§ WHAT TO WORK ON: When the string "digital" appears in a line of the records, show the whole line.
▼▼▼
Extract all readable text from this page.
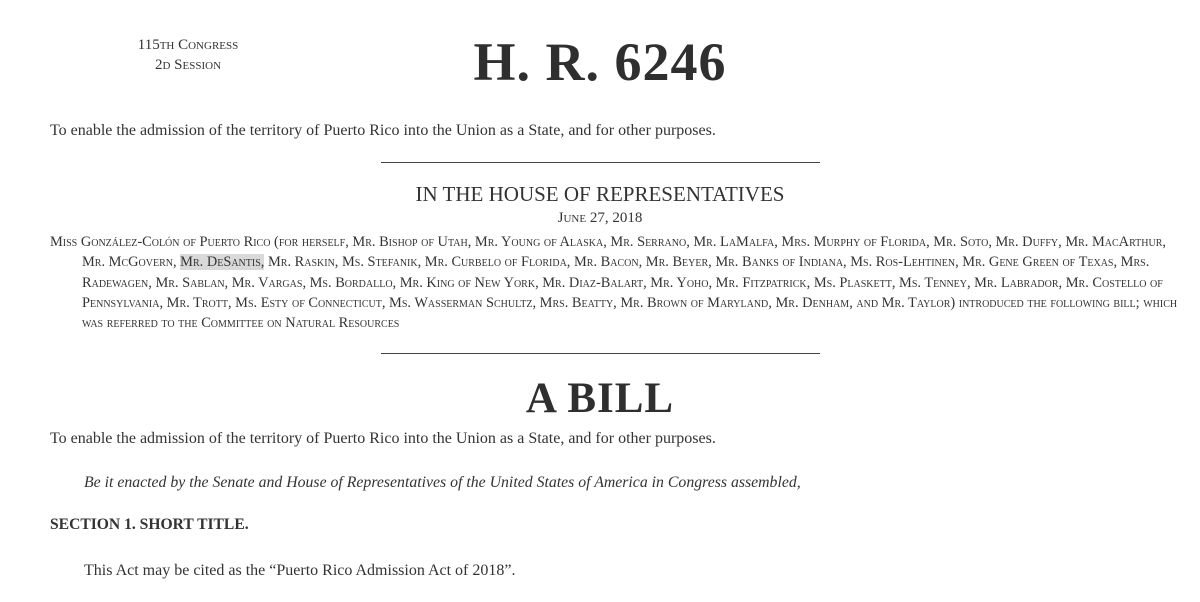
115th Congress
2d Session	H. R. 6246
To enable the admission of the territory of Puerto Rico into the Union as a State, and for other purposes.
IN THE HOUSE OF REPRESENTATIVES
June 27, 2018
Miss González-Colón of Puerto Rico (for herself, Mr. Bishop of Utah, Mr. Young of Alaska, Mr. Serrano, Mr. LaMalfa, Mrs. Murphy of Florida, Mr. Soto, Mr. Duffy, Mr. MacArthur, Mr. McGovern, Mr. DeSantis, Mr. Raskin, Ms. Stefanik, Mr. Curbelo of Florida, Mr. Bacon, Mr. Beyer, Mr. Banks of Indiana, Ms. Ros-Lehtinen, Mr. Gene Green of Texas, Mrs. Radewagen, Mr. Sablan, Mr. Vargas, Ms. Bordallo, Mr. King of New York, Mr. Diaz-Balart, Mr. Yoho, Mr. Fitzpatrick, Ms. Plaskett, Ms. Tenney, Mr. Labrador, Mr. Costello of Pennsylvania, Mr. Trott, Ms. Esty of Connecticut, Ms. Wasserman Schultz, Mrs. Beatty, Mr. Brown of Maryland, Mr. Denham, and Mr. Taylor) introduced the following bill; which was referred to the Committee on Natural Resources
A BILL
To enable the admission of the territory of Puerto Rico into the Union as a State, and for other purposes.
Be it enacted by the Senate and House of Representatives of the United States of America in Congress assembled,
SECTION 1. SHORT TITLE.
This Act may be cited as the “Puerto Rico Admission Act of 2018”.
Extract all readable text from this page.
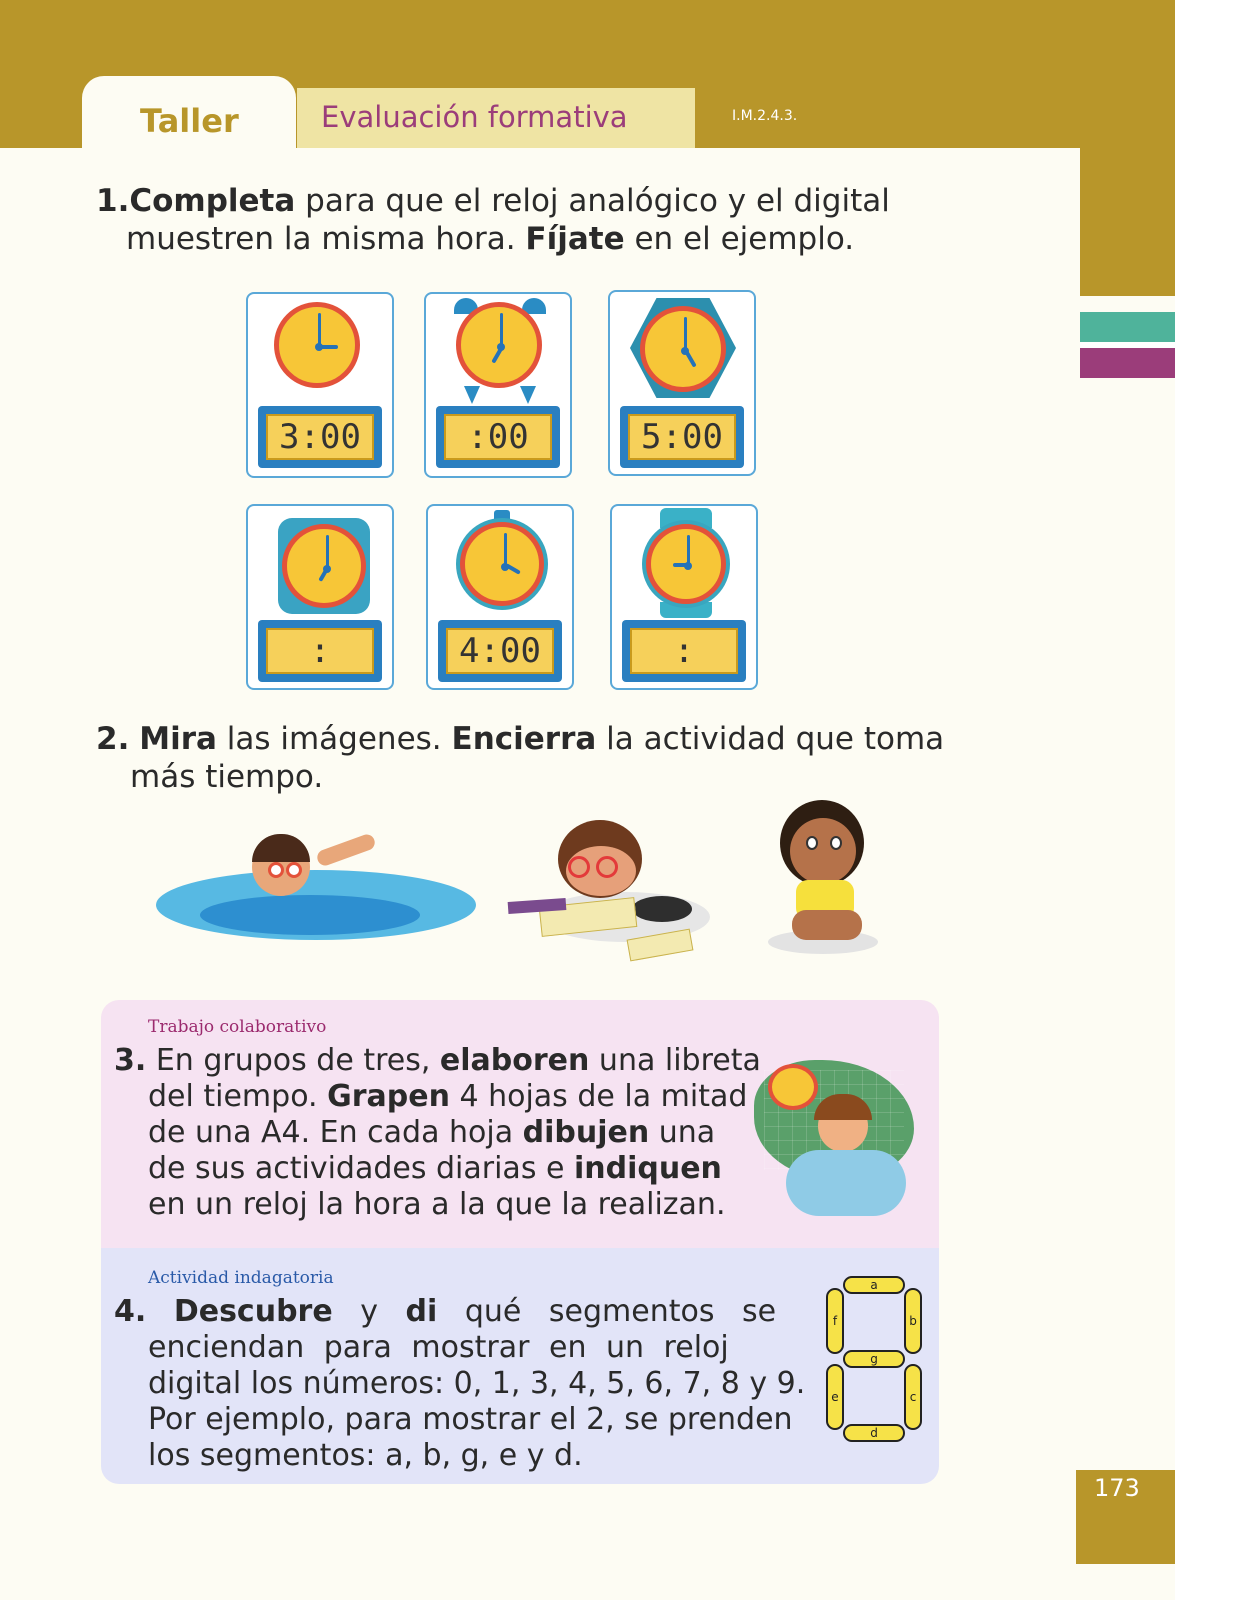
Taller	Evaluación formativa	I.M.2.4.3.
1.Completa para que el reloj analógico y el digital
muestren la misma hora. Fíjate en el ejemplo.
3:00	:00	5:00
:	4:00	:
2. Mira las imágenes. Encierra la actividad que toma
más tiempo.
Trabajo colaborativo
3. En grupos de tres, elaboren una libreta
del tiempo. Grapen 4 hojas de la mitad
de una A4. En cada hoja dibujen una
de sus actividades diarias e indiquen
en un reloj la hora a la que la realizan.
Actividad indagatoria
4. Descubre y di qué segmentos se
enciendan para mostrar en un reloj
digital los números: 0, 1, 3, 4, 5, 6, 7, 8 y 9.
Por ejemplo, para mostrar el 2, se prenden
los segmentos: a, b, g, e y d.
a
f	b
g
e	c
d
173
▲▲▲
§ WRITTEN RESPONSE:
1.Completa para que el reloj analógico y el digital
digital los números: 0, 1, 3, 4, 5, 6, 7, 8 y 9.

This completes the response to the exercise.